▶ _WHAT IS BEING ASKED_: Identify all lines in the data containing the string "JSON". Copy them out.

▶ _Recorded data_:
• • • • • • •

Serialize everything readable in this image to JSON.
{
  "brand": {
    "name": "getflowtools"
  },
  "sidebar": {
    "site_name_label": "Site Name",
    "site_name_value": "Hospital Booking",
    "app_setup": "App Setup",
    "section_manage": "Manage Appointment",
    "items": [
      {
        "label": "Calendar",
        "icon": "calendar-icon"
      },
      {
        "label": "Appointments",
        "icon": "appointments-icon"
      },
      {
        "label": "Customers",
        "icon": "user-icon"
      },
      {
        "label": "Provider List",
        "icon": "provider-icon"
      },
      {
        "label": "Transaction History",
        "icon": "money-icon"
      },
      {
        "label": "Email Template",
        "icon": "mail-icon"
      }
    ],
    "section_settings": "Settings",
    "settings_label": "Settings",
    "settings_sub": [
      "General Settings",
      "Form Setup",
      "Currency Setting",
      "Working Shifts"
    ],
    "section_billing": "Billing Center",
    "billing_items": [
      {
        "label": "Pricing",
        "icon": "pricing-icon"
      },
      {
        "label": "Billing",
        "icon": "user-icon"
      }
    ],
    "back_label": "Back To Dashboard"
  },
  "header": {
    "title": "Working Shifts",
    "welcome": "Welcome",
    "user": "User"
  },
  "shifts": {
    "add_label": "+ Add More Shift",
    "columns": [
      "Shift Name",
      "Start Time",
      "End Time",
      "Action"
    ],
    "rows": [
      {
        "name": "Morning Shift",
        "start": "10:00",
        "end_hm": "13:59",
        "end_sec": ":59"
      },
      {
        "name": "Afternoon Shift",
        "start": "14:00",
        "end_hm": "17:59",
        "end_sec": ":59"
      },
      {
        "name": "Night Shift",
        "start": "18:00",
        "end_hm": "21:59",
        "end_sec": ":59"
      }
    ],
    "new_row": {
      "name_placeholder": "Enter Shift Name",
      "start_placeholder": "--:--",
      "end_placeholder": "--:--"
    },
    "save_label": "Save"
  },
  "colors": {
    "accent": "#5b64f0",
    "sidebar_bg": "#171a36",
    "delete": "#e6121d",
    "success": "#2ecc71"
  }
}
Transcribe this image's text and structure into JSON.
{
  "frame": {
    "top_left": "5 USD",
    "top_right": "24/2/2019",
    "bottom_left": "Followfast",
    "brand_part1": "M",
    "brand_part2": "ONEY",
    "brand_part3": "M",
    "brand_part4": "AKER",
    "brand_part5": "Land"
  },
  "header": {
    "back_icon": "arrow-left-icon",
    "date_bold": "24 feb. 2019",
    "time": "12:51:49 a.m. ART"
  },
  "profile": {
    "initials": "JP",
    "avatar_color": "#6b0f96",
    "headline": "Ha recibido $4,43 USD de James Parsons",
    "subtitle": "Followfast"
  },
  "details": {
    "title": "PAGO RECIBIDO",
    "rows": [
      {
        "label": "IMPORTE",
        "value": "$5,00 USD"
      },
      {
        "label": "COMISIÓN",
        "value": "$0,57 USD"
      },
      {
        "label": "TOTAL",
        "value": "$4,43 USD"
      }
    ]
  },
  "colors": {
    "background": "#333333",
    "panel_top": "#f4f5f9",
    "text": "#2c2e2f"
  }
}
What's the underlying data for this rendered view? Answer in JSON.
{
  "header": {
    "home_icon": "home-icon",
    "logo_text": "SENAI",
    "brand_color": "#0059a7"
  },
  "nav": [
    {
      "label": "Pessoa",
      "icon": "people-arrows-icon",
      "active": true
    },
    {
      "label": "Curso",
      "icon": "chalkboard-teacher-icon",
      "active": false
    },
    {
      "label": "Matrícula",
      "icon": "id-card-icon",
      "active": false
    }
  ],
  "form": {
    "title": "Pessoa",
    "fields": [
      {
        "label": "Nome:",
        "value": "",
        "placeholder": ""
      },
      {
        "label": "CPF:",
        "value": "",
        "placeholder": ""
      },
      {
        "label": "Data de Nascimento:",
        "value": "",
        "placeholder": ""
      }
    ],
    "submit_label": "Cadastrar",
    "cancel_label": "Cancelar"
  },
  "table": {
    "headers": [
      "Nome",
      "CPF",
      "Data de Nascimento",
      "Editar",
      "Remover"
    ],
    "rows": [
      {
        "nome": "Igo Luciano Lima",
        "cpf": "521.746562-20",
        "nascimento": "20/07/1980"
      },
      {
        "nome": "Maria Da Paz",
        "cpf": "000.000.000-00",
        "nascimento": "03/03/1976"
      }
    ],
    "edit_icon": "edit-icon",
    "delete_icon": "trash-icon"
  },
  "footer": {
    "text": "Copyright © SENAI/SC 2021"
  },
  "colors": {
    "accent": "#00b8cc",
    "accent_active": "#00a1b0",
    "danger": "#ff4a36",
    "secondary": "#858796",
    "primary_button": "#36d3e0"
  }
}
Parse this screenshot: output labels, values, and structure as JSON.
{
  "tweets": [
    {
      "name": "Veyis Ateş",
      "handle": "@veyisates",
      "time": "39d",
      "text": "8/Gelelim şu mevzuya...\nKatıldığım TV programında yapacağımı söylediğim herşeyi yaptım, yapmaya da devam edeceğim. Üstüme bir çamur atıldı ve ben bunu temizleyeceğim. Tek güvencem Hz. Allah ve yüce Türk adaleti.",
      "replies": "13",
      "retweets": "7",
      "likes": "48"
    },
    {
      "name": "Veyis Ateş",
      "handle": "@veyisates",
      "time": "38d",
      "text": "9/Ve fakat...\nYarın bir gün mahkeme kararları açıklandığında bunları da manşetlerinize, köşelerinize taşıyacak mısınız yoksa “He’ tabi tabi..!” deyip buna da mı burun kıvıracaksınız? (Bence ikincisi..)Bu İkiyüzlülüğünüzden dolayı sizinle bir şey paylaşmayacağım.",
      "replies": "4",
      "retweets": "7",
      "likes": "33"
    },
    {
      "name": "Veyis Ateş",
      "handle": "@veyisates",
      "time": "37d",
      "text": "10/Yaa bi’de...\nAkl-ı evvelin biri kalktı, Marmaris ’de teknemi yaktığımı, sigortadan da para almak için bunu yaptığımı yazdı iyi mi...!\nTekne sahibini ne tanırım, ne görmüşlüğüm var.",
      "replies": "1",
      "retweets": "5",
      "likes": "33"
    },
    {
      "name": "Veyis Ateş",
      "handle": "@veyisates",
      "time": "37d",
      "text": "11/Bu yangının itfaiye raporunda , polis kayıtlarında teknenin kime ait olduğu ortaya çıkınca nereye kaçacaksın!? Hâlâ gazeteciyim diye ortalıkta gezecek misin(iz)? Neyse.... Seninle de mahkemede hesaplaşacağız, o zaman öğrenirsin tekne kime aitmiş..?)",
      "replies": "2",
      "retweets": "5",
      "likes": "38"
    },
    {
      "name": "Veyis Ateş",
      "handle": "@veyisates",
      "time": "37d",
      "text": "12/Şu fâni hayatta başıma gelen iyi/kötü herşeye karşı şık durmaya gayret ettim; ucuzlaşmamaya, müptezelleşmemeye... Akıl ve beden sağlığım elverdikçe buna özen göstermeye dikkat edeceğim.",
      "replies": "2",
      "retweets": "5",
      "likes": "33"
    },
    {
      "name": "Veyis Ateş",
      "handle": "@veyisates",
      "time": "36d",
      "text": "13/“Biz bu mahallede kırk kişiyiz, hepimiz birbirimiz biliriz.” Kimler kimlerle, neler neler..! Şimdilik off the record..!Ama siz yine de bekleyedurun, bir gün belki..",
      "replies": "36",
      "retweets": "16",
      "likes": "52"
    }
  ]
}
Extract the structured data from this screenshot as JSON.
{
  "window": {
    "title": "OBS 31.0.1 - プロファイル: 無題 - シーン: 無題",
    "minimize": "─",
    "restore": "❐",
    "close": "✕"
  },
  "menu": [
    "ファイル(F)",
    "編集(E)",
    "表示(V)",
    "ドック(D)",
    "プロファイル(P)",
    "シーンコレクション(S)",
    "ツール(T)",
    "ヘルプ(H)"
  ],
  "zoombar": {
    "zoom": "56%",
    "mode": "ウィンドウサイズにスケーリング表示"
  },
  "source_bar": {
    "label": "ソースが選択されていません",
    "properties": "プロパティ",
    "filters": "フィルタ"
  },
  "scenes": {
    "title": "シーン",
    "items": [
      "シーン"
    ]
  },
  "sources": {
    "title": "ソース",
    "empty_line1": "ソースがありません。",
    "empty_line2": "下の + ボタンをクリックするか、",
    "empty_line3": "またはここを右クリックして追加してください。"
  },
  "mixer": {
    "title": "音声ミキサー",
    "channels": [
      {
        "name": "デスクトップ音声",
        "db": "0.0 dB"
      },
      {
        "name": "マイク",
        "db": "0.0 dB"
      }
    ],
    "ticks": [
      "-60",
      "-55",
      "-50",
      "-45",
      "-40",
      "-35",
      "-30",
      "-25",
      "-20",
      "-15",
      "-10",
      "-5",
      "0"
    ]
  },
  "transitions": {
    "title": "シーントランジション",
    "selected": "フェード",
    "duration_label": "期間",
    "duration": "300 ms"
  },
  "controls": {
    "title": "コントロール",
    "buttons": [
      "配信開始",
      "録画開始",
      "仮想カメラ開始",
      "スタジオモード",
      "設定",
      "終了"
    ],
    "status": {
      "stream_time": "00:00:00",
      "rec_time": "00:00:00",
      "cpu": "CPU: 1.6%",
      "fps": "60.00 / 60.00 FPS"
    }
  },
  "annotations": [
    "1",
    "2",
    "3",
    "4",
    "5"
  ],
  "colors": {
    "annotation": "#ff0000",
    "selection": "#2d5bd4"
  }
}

• • • • • • •

▶ _EXERCISE ANSWER_:
Serialize everything readable in this image to JSON.
Transcribe this image's text and structure into JSON.
What's the underlying data for this rendered view? Answer in JSON.
Parse this screenshot: output labels, values, and structure as JSON.
Extract the structured data from this screenshot as JSON.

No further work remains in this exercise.